● LESETEXT:
━━━━━━━━━━━━━━━━━━━━━━━━━━━━━━

IPS-Inter Press Service Deutschland GmbH
IPS-Tagesdienst vom 18. März 2013

Kambodscha: Palmzuckerprovinz Kampong Speu wirbt um Touristen - Pfefferprovinz Kampot als Vorbild

von Michelle Tolson



Kampot, Kambodscha, 18. März (IPS) - Reisfelder, umrahmt von Palmen - die im Südosten Kambodschas gelegene Provinz Kampong Speu bietet einen malerischen Anblick. Hinter der idyllischen Oberfläche wird jedoch darum gekämpft, der natürlichen Schönheit der Region mehr internationale Anziehungskraft zu verleihen und das Los der armen Bauern zu verbessern.

Die benachbarte Provinz Kampot, die an das Meer angrenzt, ging bereits vor vier Jahren mit gutem Beispiel voran. 2009 wurde Kampot in Kambodscha das, was die Champagne in Frankreich ist, nämlich eine Region mit Herkunftsgütesiegel (Geographical Indication - GI), das dort produzierten Spezialitäten einen höheren Marktwert garantiert.

Laut einem Bericht des kambodschanischen Handelsministeriums muss ein solches GI-Produkt einen Bezug zu den Charakteristika des Herstellungsgebiets haben und bei den Verbrauchern positive Assoziationen hervorrufen. Die Auszeichnung verpflichtet die Bauern ferner zur Verwendung natürlicher Düngemittel und Biopestizide. Auch müssen sie das Wasser auf eine mögliche Belastung mit Arsen testen.

In Kampot wird Pfeffer geerntet, den europäische Gourmets für den besten in der Welt halten. Die Produzenten erhalten mehr Geld als andere Bauern in dem südostasiatischen Land mit rund 14 Millionen Einwohnern, von denen 30 Prozent mit weniger als umgerechnet einem US-Dollar pro Tag auskommen müssen.

Kampong Speu verfügt über sandige Böden, die in der Region einzigartig sind. Die Provinz wurde für ihren Palmzucker GI-zertifiziert. Seit 2009 steht das umweltfreundliche Erzeugnis jedoch zunehmend im Schatten von Rohrzucker aus industrieller Massenproduktion. Als das Handelsabkommen 'Alles außer Waffen' (EBA) mit der EU die Zuckerexporte in die Höhe trieb, wurde Kampong Speu weitgehend mit armen Familien assoziiert, die ihr Land verlassen mussten, um großen Zuckerplantagen Platz zu machen.

━━━━━━━━━━━━━━━━━━━━━━━━━━━━━━

● AUFGEFÜHRTE ZEILEN:

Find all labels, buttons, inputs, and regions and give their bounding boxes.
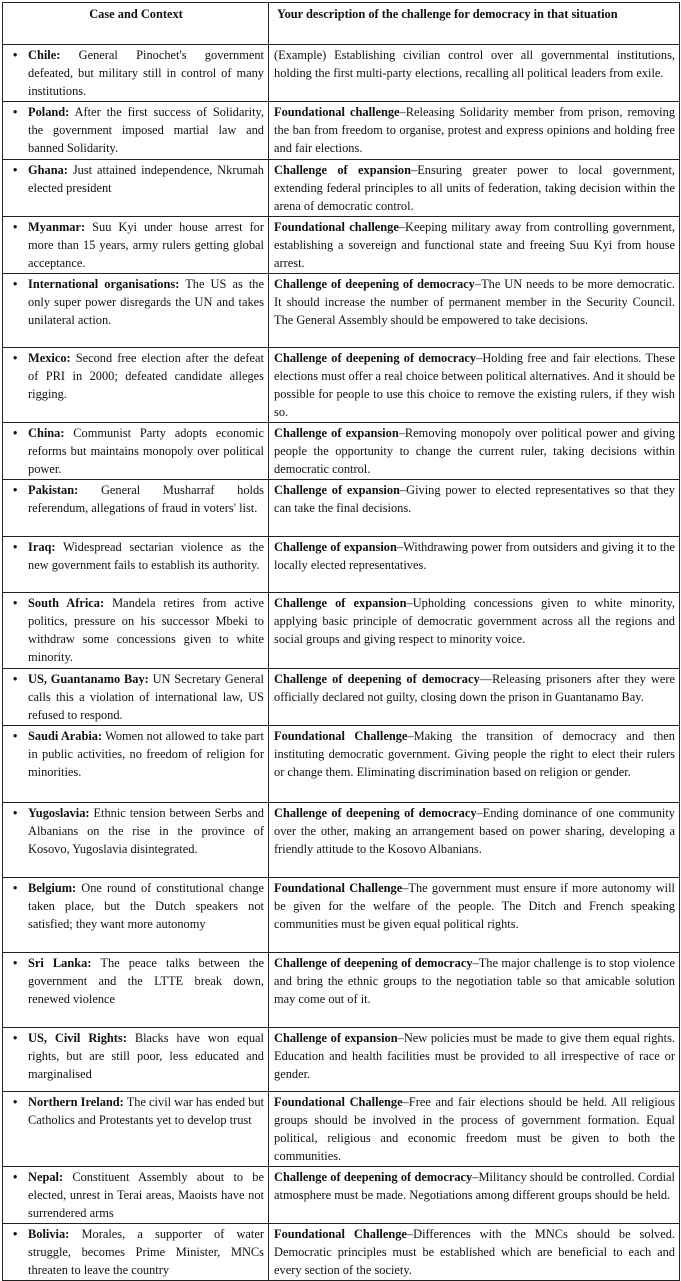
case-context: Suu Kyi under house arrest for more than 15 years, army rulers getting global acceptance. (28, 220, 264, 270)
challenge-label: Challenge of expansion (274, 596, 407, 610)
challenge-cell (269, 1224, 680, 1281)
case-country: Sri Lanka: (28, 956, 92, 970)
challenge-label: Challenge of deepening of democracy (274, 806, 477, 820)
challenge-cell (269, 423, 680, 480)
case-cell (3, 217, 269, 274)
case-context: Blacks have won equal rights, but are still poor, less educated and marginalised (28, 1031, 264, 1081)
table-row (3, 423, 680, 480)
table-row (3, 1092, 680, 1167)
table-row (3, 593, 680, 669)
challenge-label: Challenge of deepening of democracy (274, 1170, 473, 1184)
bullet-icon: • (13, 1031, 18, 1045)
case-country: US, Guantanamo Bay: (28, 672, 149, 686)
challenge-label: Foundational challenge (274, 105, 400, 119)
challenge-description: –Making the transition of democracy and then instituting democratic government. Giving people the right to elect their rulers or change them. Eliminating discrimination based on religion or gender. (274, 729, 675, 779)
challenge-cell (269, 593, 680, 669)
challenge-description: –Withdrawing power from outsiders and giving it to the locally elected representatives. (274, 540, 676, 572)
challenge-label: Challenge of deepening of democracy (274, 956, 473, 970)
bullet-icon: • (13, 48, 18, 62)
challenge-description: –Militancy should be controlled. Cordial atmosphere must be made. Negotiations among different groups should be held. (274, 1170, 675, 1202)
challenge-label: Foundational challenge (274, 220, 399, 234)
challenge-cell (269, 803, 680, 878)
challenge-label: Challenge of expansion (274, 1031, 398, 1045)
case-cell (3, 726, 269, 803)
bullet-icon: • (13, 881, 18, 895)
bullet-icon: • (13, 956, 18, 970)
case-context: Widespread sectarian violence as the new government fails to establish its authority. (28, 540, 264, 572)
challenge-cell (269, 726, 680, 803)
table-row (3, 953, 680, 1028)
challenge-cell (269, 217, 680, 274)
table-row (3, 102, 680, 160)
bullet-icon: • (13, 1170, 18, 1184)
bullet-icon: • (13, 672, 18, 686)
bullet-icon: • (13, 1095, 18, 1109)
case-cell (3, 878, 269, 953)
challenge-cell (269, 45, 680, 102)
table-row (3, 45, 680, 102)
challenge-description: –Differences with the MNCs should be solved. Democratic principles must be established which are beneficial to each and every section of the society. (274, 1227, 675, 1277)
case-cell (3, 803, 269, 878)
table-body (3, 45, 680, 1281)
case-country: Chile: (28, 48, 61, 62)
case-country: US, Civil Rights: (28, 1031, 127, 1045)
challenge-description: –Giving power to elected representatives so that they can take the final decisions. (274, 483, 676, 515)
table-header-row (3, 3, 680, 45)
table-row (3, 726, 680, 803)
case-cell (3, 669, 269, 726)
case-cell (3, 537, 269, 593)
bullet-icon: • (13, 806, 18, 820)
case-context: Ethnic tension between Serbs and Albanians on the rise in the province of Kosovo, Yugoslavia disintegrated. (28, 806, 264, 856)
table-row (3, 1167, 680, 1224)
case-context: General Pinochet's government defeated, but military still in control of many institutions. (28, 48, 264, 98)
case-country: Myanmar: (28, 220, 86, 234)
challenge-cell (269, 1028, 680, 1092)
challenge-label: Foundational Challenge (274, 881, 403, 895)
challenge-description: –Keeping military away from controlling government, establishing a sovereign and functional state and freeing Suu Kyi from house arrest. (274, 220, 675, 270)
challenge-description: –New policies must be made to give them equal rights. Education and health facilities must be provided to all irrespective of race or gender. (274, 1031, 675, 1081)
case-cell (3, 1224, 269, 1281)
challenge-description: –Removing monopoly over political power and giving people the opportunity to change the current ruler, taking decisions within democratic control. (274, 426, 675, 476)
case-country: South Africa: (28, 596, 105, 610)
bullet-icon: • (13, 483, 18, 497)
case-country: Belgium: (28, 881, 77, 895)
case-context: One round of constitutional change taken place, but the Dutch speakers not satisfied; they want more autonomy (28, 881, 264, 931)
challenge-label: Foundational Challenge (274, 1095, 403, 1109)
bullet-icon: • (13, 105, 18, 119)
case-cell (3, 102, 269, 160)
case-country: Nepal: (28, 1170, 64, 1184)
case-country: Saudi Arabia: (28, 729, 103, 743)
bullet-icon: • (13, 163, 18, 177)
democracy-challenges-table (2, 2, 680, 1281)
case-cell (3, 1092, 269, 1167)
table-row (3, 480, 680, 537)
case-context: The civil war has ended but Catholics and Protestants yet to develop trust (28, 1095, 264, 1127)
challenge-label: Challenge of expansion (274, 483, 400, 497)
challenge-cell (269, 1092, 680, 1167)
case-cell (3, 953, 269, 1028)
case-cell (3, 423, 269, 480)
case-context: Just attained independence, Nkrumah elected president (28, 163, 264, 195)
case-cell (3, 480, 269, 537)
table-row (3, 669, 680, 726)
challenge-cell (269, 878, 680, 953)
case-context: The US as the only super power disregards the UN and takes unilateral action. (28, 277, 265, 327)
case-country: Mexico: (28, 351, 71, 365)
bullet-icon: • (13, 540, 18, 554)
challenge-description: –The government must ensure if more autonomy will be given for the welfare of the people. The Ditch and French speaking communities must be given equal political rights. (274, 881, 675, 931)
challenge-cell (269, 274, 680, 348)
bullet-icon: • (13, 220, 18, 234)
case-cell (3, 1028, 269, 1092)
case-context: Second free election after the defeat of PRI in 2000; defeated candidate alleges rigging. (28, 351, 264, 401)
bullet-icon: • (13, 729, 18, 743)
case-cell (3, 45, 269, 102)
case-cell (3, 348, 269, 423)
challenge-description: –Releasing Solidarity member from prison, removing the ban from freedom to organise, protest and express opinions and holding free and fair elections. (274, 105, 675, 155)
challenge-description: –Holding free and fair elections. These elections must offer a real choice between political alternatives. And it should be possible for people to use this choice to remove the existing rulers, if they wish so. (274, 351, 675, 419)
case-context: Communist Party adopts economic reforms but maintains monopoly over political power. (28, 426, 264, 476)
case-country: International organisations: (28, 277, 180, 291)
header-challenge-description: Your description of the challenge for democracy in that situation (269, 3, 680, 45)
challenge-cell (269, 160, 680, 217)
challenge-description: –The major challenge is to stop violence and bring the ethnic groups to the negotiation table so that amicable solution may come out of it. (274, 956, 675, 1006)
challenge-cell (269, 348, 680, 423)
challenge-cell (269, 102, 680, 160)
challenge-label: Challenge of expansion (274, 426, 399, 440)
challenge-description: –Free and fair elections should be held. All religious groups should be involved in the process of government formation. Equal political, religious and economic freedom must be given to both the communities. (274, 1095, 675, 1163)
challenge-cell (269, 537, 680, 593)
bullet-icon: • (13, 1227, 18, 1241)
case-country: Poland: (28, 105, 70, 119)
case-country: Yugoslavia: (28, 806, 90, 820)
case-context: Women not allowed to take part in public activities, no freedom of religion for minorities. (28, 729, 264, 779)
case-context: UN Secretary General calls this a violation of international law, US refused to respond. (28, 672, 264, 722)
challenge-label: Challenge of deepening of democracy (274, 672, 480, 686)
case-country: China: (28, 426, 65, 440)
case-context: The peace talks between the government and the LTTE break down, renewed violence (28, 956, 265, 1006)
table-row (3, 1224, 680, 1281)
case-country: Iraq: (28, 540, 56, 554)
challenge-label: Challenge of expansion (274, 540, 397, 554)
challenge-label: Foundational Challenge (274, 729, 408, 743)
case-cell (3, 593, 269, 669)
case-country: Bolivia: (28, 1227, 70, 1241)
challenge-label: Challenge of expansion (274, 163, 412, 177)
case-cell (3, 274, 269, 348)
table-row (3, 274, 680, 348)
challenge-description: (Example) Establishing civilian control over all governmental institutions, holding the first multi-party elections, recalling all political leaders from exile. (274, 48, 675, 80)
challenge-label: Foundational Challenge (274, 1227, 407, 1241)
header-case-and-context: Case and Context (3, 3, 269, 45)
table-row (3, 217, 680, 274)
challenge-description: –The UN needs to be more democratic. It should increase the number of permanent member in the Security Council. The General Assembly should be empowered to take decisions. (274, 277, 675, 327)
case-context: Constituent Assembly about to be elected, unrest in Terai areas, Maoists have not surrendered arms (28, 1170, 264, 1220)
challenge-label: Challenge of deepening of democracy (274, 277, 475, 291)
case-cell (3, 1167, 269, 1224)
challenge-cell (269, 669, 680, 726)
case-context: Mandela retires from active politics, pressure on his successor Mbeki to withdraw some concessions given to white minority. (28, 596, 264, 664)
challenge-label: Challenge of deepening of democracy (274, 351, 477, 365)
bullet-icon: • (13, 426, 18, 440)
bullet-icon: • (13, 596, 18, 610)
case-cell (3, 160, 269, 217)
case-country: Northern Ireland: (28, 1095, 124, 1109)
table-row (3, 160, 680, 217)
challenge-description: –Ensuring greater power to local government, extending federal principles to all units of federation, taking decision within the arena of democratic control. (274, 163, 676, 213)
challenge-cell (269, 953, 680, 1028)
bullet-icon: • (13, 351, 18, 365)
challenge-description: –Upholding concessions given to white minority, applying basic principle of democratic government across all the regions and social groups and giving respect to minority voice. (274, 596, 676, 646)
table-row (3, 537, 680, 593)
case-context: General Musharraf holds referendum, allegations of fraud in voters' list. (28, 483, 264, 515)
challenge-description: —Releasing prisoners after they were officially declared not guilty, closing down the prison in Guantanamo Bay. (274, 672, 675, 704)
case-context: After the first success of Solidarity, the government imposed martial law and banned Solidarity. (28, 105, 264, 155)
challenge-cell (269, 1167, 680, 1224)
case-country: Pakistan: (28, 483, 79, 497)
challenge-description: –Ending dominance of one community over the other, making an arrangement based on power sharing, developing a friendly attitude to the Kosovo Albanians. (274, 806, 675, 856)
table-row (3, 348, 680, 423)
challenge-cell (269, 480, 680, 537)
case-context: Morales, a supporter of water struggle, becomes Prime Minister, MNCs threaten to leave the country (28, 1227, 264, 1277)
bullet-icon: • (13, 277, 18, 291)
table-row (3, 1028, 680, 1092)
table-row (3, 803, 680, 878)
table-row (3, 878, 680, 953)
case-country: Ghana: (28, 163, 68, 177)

━━━━━━━━━━━━━━━━━━━━━━━━━━━━━━

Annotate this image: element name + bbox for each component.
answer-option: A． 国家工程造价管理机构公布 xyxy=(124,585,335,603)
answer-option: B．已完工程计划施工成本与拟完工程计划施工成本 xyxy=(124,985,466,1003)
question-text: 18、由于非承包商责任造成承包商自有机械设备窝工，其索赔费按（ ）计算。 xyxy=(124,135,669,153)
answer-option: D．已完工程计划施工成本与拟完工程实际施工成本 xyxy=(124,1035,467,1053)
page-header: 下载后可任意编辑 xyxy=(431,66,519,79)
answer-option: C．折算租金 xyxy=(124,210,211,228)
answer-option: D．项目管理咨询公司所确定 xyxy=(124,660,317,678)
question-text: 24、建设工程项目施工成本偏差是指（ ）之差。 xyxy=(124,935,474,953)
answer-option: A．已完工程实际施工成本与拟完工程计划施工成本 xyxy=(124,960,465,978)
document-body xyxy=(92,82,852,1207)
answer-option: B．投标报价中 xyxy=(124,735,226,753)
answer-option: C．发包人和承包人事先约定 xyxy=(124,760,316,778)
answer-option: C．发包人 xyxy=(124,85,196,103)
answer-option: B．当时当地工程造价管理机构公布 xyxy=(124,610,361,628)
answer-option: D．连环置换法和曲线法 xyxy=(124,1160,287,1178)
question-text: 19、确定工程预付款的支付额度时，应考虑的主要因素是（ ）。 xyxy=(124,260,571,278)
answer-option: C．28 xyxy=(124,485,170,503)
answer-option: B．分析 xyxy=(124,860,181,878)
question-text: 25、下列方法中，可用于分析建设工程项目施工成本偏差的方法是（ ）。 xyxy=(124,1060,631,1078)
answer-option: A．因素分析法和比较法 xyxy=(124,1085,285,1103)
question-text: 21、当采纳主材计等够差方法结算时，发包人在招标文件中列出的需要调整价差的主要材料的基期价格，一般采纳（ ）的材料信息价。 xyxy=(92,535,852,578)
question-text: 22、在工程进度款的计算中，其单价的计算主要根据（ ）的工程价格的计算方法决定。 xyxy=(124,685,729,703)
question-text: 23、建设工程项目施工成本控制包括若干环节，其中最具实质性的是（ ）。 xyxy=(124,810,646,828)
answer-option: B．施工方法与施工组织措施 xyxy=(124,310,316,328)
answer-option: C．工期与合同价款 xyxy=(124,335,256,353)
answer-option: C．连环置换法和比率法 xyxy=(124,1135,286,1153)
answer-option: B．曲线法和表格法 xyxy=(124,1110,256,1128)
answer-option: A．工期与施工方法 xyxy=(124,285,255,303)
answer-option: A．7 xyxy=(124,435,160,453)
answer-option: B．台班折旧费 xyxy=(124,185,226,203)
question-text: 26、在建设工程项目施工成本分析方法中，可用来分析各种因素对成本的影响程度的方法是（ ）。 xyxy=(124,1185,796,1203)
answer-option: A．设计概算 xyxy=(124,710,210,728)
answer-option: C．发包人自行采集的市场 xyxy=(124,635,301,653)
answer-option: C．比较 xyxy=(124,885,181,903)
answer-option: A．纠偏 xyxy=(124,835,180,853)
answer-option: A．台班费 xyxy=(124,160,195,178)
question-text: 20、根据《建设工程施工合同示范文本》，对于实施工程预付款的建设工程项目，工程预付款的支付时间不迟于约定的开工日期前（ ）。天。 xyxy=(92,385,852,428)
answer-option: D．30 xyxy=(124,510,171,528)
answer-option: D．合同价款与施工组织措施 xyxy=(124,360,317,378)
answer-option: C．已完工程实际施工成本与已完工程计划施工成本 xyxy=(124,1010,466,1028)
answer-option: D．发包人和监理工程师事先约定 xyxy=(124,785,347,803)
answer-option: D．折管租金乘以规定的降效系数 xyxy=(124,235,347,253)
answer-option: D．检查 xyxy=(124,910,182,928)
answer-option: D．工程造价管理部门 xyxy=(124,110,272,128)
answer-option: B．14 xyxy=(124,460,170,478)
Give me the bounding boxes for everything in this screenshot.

━━━━━━━━━━━━━━━━━━━━━━━━━━━━━━

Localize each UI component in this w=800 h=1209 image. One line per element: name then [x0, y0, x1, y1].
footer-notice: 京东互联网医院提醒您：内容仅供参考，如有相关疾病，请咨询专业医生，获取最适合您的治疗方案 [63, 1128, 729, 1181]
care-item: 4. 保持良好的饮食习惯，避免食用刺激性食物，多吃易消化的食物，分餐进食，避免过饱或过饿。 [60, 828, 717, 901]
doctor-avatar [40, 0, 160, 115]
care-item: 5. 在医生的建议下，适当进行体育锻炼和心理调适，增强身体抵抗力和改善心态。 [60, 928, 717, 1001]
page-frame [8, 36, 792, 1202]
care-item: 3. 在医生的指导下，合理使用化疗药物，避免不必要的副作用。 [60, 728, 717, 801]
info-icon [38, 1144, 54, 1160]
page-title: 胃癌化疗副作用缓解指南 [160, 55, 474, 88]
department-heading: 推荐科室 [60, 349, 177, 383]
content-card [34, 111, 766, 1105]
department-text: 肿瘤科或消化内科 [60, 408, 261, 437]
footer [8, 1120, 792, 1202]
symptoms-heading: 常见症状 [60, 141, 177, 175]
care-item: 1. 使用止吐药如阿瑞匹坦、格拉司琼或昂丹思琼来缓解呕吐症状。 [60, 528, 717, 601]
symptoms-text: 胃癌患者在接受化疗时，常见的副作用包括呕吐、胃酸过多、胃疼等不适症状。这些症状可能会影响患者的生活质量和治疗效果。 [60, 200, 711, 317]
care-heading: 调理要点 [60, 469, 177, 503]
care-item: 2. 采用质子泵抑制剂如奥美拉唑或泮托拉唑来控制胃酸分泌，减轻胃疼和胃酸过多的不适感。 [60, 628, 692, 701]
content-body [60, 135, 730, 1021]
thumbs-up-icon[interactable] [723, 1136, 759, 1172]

━━━━━━━━━━━━━━━━━━━━━━━━━━━━━━

● AUFGABEN:
a) Für welches Erzeugnis wurde die Provinz Kampong Speu laut dem Lesetext GI-zertifiziert?
b) Schreiben Sie aus dem Lesetext alles von „Laut einem Bericht“ bis hinunter zu „Tag auskommen müssen.“ ab.

● LÖSUNGEN:
a) Für ihren Palmzucker.

b)
Laut einem Bericht des kambodschanischen Handelsministeriums muss ein solches GI-Produkt einen Bezug zu den Charakteristika des Herstellungsgebiets haben und bei den Verbrauchern positive Assoziationen hervorrufen. Die Auszeichnung verpflichtet die Bauern ferner zur Verwendung natürlicher Düngemittel und Biopestizide. Auch müssen sie das Wasser auf eine mögliche Belastung mit Arsen testen.

In Kampot wird Pfeffer geerntet, den europäische Gourmets für den besten in der Welt halten. Die Produzenten erhalten mehr Geld als andere Bauern in dem südostasiatischen Land mit rund 14 Millionen Einwohnern, von denen 30 Prozent mit weniger als umgerechnet einem US-Dollar pro Tag auskommen müssen.